> **DIRECTIVE**: Any picture among the records should be left out, please; retype the rest exactly.

> **DATA**:
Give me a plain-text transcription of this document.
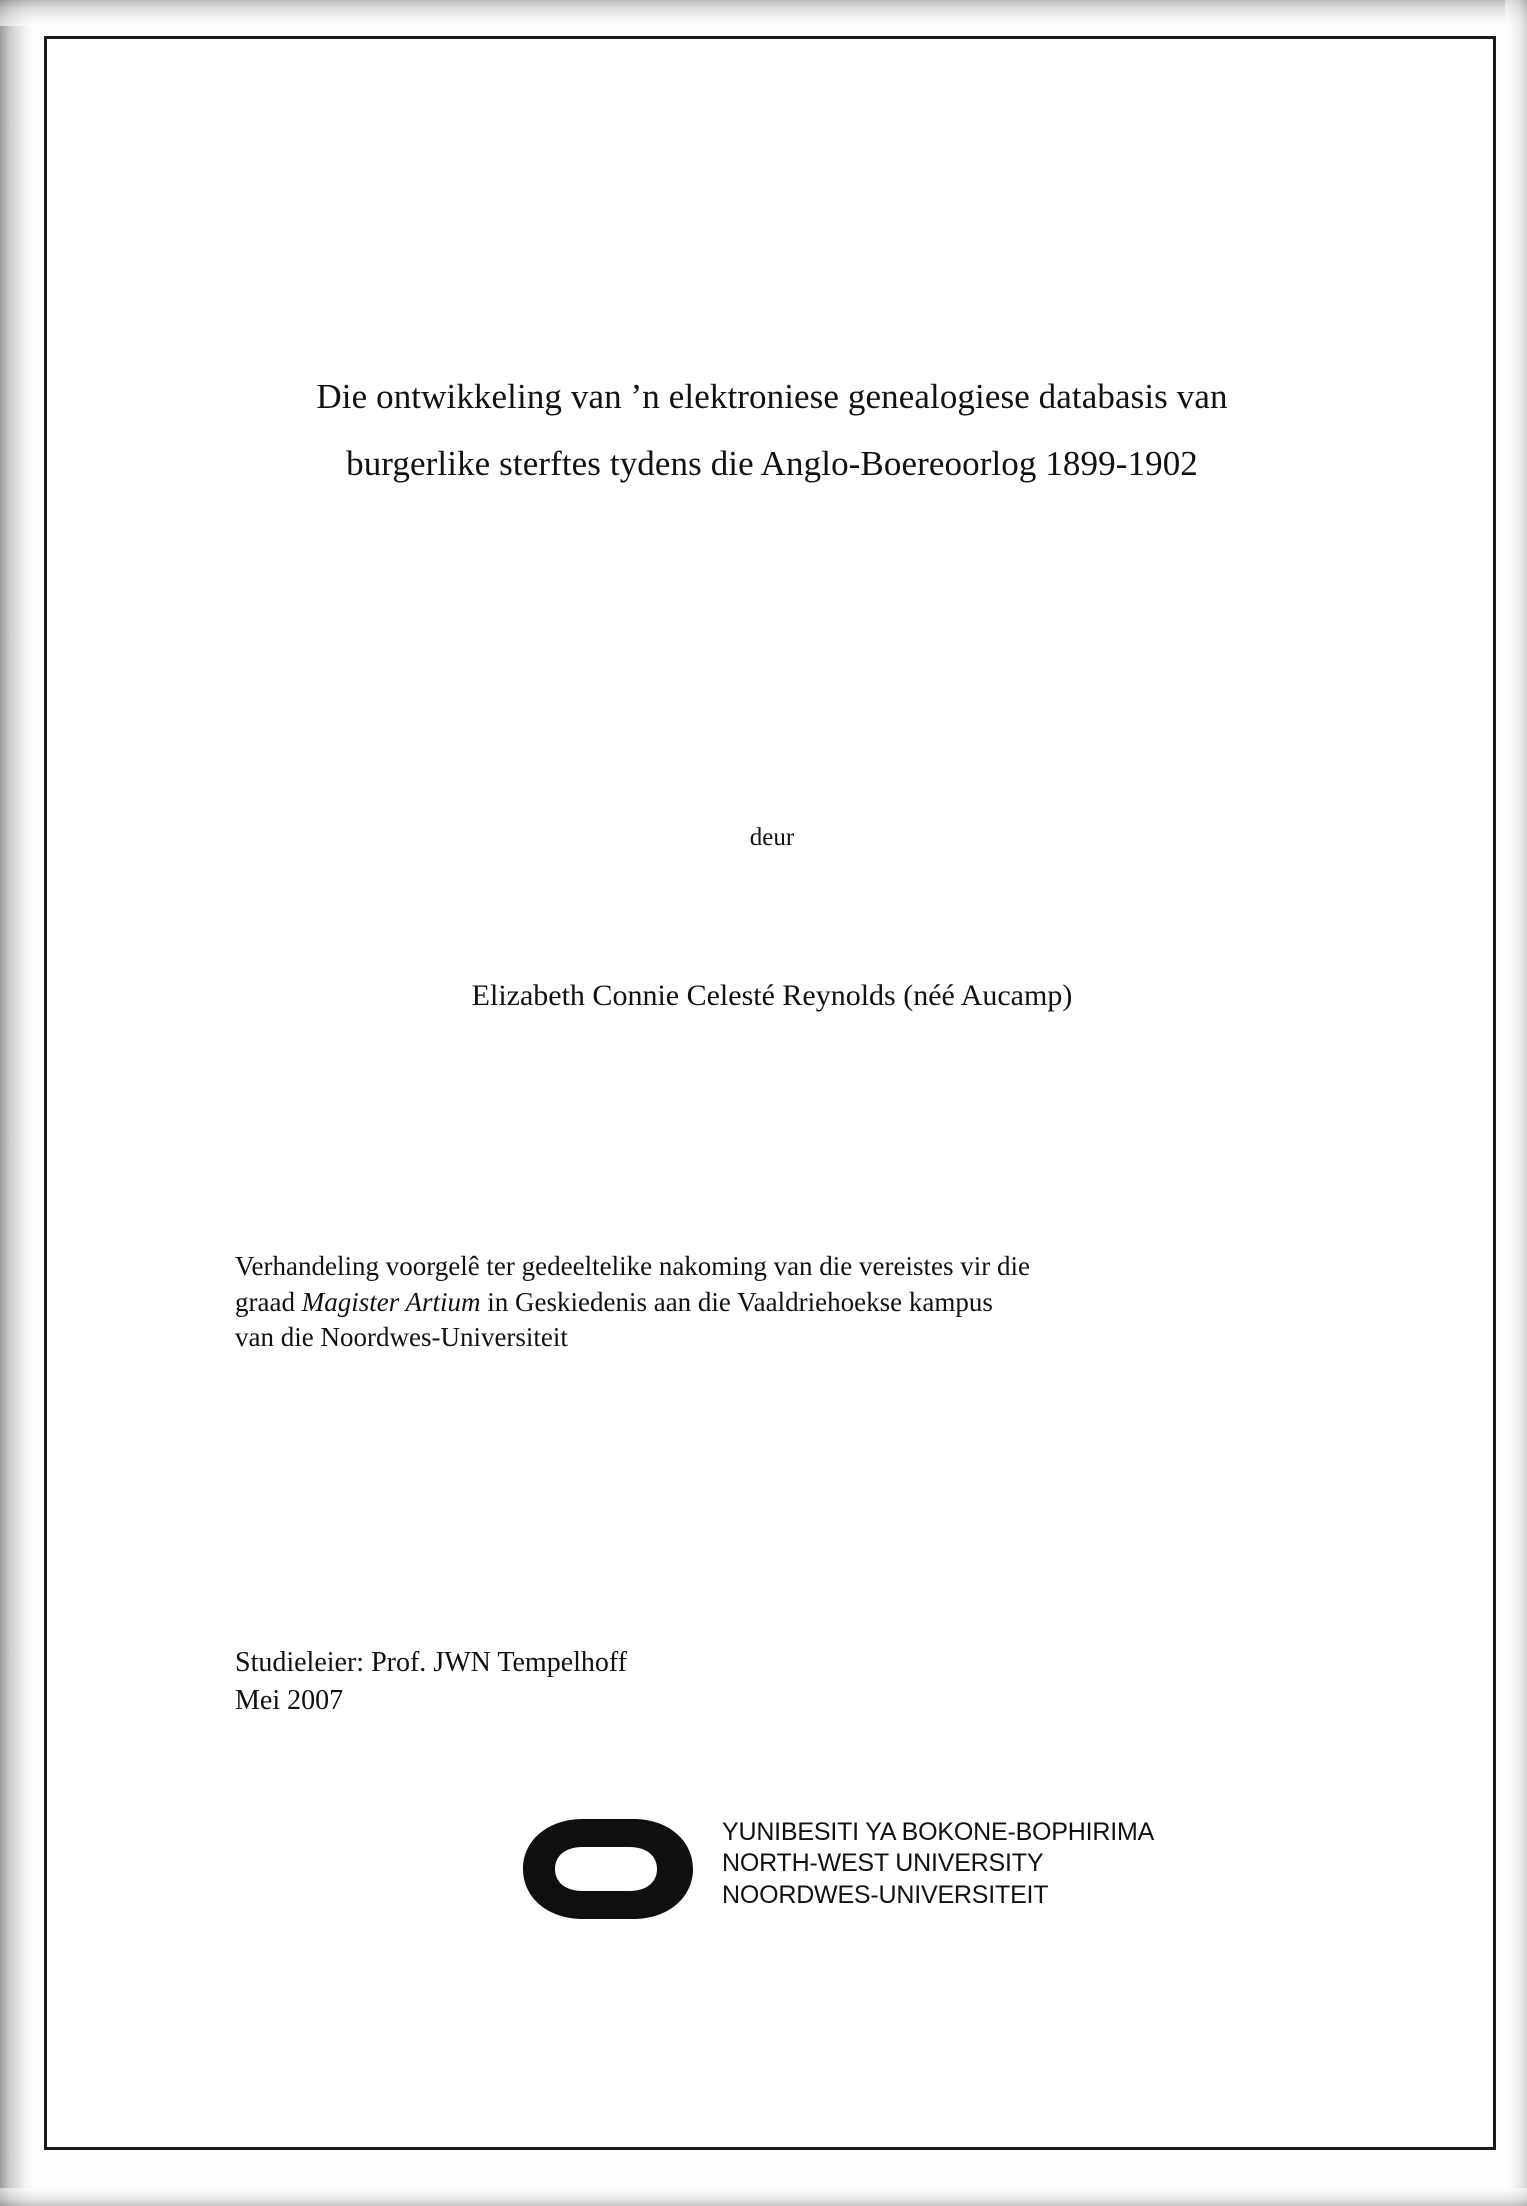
Die ontwikkeling van ’n elektroniese genealogiese databasis van
burgerlike sterftes tydens die Anglo-Boereoorlog 1899-1902
deur
Elizabeth Connie Celesté Reynolds (néé Aucamp)
Verhandeling voorgelê ter gedeeltelike nakoming van die vereistes vir die
graad Magister Artium in Geskiedenis aan die Vaaldriehoekse kampus
van die Noordwes-Universiteit
Studieleier: Prof. JWN Tempelhoff
Mei 2007
YUNIBESITI YA BOKONE-BOPHIRIMA
NORTH-WEST UNIVERSITY
NOORDWES-UNIVERSITEIT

> **FULL OUTPUT**:
Give me a plain-text transcription of this document.
Die ontwikkeling van ’n elektroniese genealogiese databasis van
burgerlike sterftes tydens die Anglo-Boereoorlog 1899-1902
deur
Elizabeth Connie Celesté Reynolds (néé Aucamp)
Verhandeling voorgelê ter gedeeltelike nakoming van die vereistes vir die
graad Magister Artium in Geskiedenis aan die Vaaldriehoekse kampus
van die Noordwes-Universiteit
Studieleier: Prof. JWN Tempelhoff
Mei 2007
YUNIBESITI YA BOKONE-BOPHIRIMA
NORTH-WEST UNIVERSITY
NOORDWES-UNIVERSITEIT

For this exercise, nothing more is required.